Provided records
════════

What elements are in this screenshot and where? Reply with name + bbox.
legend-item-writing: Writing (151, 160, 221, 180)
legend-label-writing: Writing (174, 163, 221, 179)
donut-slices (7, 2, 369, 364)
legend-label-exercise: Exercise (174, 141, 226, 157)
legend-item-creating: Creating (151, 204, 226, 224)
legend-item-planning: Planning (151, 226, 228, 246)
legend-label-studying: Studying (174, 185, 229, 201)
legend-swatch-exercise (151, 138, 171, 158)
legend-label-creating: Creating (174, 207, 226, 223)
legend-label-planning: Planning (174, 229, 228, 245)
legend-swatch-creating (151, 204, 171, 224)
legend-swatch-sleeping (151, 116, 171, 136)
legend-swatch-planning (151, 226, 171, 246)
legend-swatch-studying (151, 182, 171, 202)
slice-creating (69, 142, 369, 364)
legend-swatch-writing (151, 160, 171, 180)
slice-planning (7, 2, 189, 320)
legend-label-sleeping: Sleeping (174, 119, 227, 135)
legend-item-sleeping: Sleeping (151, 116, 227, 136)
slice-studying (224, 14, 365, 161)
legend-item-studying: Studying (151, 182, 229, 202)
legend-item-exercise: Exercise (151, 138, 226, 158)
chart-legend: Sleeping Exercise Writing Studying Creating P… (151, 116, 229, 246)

════════

Your task
Reproduce the data above line for line, keeping every character unchanged.

Final answer
What elements are in this screenshot and where? Reply with name + bbox.
legend-item-writing: Writing (151, 160, 221, 180)
legend-label-writing: Writing (174, 163, 221, 179)
donut-slices (7, 2, 369, 364)
legend-label-exercise: Exercise (174, 141, 226, 157)
legend-item-creating: Creating (151, 204, 226, 224)
legend-item-planning: Planning (151, 226, 228, 246)
legend-label-studying: Studying (174, 185, 229, 201)
legend-swatch-exercise (151, 138, 171, 158)
legend-label-creating: Creating (174, 207, 226, 223)
legend-label-planning: Planning (174, 229, 228, 245)
legend-swatch-creating (151, 204, 171, 224)
legend-swatch-sleeping (151, 116, 171, 136)
legend-swatch-planning (151, 226, 171, 246)
legend-swatch-studying (151, 182, 171, 202)
slice-creating (69, 142, 369, 364)
legend-swatch-writing (151, 160, 171, 180)
slice-planning (7, 2, 189, 320)
legend-label-sleeping: Sleeping (174, 119, 227, 135)
legend-item-sleeping: Sleeping (151, 116, 227, 136)
slice-studying (224, 14, 365, 161)
legend-item-studying: Studying (151, 182, 229, 202)
legend-item-exercise: Exercise (151, 138, 226, 158)
chart-legend: Sleeping Exercise Writing Studying Creating P… (151, 116, 229, 246)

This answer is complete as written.